# TASK REQUIREMENTS
Find the lines with "biometric" in them and copy them out.

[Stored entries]
↓↓↓

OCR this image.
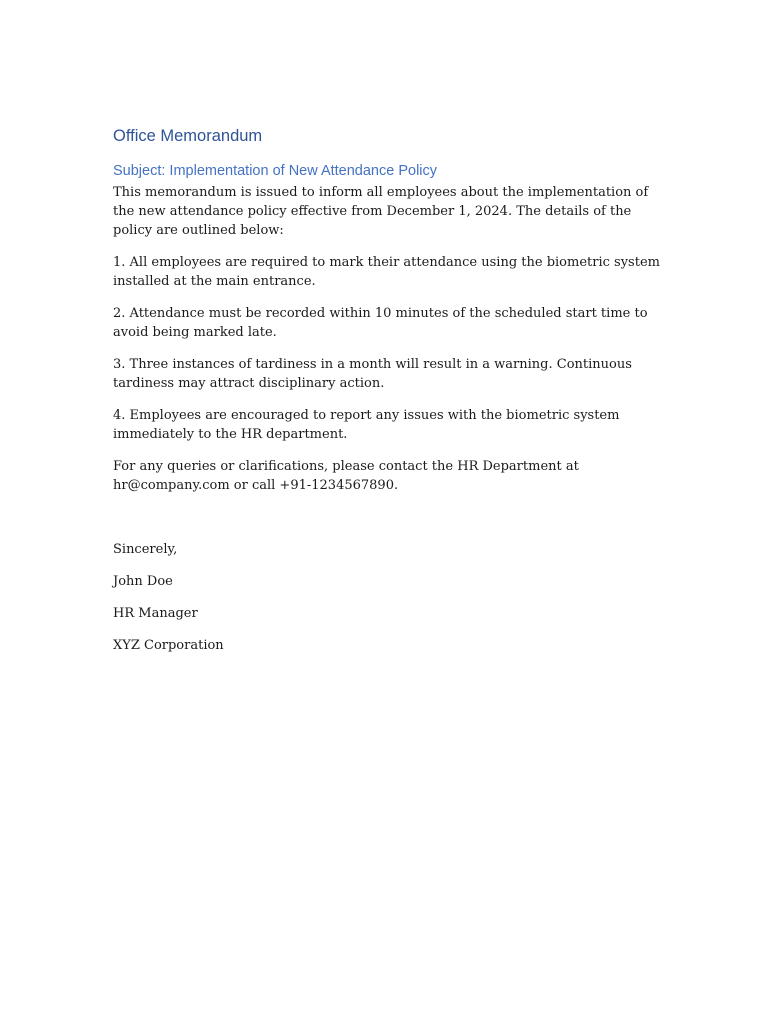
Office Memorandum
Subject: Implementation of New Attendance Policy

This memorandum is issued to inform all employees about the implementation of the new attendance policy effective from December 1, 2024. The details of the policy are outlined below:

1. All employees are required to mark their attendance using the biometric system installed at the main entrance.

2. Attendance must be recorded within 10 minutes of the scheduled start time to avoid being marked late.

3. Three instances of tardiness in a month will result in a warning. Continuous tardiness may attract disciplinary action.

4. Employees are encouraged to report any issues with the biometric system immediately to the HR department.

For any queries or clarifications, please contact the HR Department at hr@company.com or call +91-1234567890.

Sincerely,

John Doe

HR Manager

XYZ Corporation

↑↑↑
↓↓↓

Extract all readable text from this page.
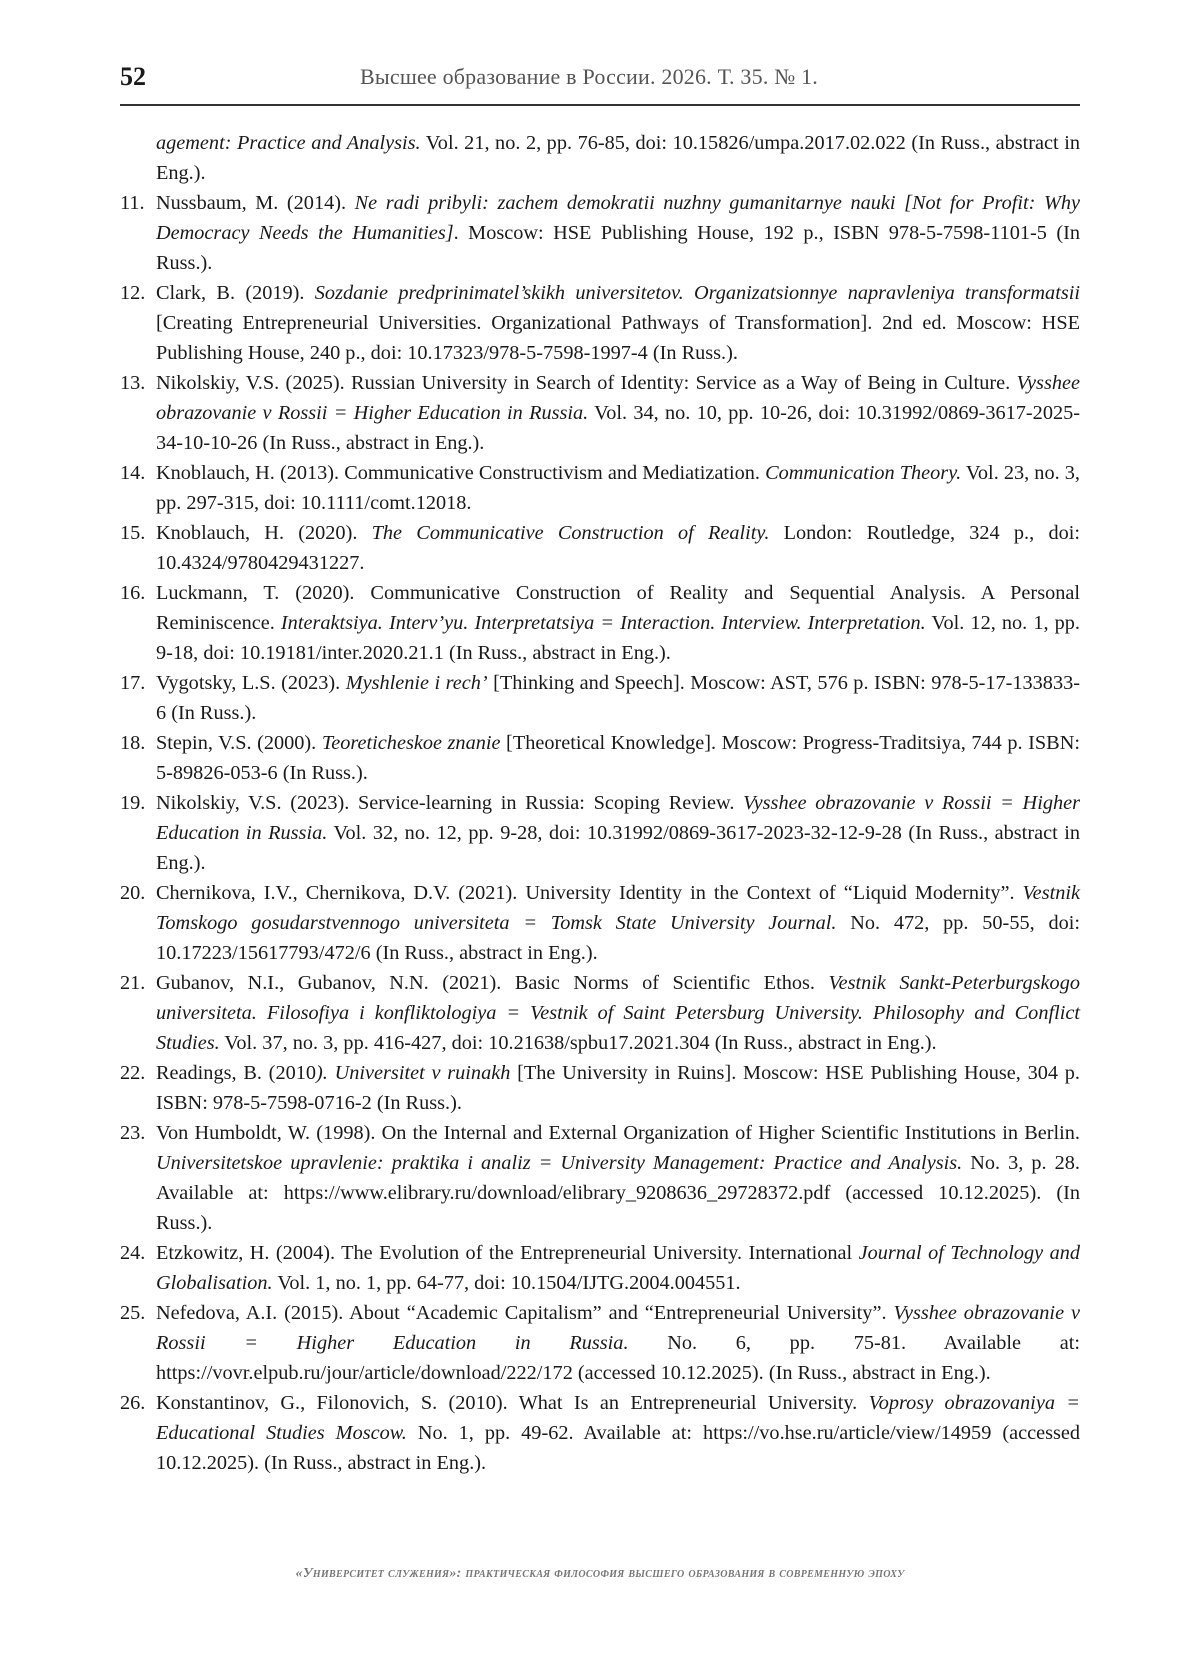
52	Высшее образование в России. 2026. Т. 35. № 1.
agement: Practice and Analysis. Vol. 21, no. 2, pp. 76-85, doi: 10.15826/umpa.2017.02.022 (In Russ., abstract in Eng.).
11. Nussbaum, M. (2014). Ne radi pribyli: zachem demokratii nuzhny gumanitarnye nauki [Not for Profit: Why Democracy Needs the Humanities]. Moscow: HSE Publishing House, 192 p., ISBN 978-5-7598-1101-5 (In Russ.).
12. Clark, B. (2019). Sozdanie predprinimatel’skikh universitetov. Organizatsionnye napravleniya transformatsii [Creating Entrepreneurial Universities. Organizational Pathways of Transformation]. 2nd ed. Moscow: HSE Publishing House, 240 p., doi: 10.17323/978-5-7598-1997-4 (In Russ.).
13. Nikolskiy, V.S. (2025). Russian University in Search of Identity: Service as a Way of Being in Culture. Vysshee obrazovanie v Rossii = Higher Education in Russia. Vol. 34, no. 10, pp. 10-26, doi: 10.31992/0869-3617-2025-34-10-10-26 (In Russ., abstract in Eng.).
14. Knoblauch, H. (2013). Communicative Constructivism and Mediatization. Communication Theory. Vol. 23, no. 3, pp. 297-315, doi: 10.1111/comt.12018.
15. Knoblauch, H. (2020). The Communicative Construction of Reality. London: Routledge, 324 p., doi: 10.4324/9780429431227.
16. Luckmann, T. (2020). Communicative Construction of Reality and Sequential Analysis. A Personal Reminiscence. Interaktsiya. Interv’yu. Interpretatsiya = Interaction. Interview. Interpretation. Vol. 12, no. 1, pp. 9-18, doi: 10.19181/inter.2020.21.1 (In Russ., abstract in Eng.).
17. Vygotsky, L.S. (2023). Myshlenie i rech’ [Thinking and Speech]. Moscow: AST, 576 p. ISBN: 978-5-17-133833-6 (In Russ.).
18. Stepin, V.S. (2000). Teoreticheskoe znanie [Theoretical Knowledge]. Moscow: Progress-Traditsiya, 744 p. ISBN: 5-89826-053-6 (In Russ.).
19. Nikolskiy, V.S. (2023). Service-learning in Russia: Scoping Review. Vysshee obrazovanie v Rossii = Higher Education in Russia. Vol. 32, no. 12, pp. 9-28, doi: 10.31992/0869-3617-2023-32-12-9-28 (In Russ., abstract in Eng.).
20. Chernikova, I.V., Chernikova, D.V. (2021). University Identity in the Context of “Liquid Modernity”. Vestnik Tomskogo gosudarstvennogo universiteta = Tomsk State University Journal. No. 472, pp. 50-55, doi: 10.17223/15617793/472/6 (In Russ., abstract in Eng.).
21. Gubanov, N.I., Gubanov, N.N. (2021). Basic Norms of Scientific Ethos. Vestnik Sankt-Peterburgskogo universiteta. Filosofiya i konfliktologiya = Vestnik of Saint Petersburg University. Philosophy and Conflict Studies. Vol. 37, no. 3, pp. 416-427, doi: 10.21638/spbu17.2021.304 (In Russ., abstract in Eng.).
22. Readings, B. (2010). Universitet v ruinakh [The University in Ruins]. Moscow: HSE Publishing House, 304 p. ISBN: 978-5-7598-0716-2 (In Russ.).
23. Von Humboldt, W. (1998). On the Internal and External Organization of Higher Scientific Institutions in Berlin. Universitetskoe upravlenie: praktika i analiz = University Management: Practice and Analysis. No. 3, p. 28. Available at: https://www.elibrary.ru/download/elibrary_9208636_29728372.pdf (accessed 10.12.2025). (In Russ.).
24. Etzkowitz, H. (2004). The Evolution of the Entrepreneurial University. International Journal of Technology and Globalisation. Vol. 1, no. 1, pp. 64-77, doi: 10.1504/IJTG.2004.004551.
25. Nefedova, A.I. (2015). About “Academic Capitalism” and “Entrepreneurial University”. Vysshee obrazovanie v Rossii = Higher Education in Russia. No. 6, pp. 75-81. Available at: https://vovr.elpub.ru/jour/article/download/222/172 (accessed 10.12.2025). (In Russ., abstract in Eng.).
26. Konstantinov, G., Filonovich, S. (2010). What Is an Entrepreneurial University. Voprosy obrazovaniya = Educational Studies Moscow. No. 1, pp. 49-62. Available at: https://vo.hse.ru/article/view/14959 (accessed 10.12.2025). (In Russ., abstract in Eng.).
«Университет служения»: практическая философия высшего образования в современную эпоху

↑↑↑

# OUTPUT FOR THIS EXERCISE
1. All employees are required to mark their attendance using the biometric system installed at the main entrance.
4. Employees are encouraged to report any issues with the biometric system immediately to the HR department.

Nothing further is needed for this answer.